> _Excerpted passage_:
The Secret Of Scalability

I define scalable and non-scalable workplaces as follows:

Non-Scalable Workplaces are workplaces where reward is correlated with work/effort.

In Scalable Workplaces, no such correlation exists.

Non Scalable Safety

If Lucy performs exceptionally well, she gets promoted. If she’ll stop working, she will be fired. Michael gets paid by the hour. There is a limit on the amount of hours he can work in a month, and there’s also a limit on the amount he can charge for an hour’s work (even if it is a high limit). Both these cases roughly translate to:

Pay = Work x Time

This equation brings us to the conclusion that although you can be wealthy, if your hourly rate is good, these jobs will not make you filthy rich. To become filthy rich, like Bill Gates, Warren Buffett and Carlos Slim Helú, you must play the scalable game.

The Scalable Game

Ragga and David represent the scalable game. Ragga put a lot of effort into his iPhone application, but the amount of his success is not directly correlated to amount of effort he has put. In fact, an external effect was the biggest driver of his success. The dating application became so wide-spread, that he could work less and still make more. It was just as likely that he would not make even enough to cover the rent on his apartment. David made a large sum of money in one day. In that day he could have lost his entire savings, or gain an untold fortune.

In the scalable game, the profit equation is roughly:

Profit = Risk x Reward

where risk is always random, and sometimes the reward is, too. And neither is limited by the bell curve.

Mediocristan and Extremistan

There are two countries we are dealing with: Mediocristan and Extremistan.

Mediocristan is where most of us live. It is ruled by the bell curve. Most people’s heights and weights fall within a boundary. So do the salaries of the same profession. It is just as rare to find a taxi driver making $5000 an hour as it is to find a 10ft tall man. Pay is a function of work and time, both limited resources.

> _Problem details_: From the excerpt on scalable and non-scalable work above, copy everything from "In the scalable" down to "Mediocristan and Extremistan.".

> _Given information_:
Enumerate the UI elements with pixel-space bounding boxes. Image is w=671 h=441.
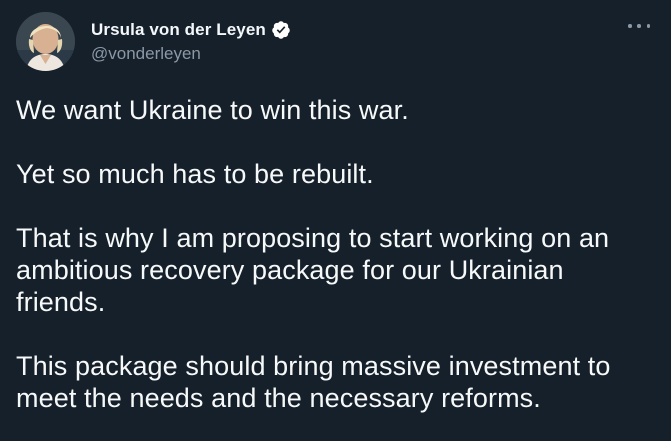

> _Reply to the task_:
In the scalable game, the profit equation is roughly:

Profit = Risk x Reward

where risk is always random, and sometimes the reward is, too. And neither is limited by the bell curve.

Mediocristan and Extremistan

There are two countries we are dealing with: Mediocristan and Extremistan.